To be done: In the records below, pick out all lines containing the word "than".
--- START Exercise material ---
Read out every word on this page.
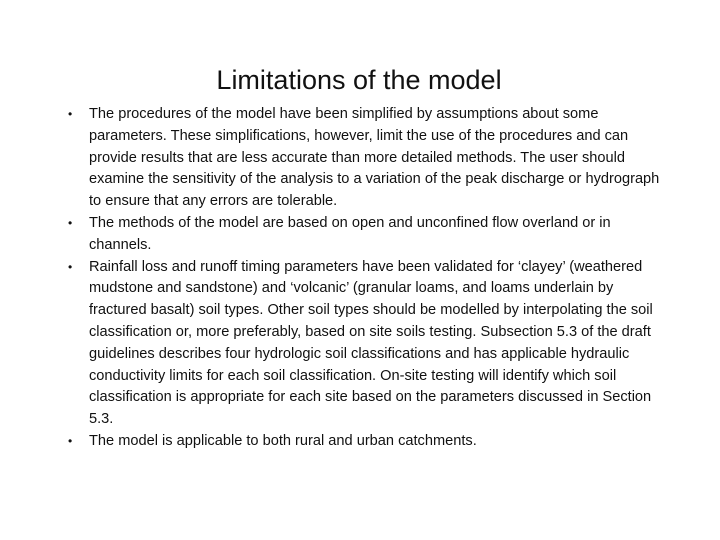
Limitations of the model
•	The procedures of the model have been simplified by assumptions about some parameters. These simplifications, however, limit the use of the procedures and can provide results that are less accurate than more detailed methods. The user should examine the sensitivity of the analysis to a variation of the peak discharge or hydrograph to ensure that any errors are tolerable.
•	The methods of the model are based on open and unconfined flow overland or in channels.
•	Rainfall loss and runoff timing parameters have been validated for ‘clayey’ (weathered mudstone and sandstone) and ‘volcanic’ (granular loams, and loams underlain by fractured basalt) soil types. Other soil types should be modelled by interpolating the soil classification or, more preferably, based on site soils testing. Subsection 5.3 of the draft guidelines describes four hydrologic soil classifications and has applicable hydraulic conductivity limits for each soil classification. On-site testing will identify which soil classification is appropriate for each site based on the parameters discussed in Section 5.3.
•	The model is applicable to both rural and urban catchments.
--- END Exercise material ---
--- START Exercise material ---
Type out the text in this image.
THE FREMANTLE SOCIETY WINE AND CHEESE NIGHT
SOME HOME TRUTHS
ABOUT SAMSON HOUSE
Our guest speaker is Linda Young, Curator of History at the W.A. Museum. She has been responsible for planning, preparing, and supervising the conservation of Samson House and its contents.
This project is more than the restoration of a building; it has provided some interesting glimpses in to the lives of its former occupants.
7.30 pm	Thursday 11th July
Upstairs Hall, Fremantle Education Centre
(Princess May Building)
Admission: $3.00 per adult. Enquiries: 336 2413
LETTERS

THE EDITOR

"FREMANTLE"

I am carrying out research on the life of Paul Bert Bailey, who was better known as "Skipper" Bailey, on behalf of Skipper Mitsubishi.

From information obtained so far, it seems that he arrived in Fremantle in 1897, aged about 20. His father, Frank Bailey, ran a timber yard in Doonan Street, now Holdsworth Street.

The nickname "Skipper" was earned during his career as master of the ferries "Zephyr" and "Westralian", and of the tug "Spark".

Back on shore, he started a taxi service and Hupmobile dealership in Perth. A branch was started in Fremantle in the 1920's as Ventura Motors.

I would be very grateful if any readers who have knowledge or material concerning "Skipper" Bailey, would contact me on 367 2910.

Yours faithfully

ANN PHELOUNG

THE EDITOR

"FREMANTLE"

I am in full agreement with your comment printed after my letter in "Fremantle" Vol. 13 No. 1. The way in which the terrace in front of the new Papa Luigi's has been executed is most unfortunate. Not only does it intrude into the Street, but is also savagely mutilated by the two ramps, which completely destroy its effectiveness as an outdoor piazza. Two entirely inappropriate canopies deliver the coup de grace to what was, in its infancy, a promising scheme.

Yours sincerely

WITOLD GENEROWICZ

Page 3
--- END Exercise material ---
The result:
•	The procedures of the model have been simplified by assumptions about some parameters. These simplifications, however, limit the use of the procedures and can provide results that are less accurate than more detailed methods. The user should examine the sensitivity of the analysis to a variation of the peak discharge or hydrograph to ensure that any errors are tolerable.
This project is more than the restoration of a building; it has provided some interesting glimpses in to the lives of its former occupants.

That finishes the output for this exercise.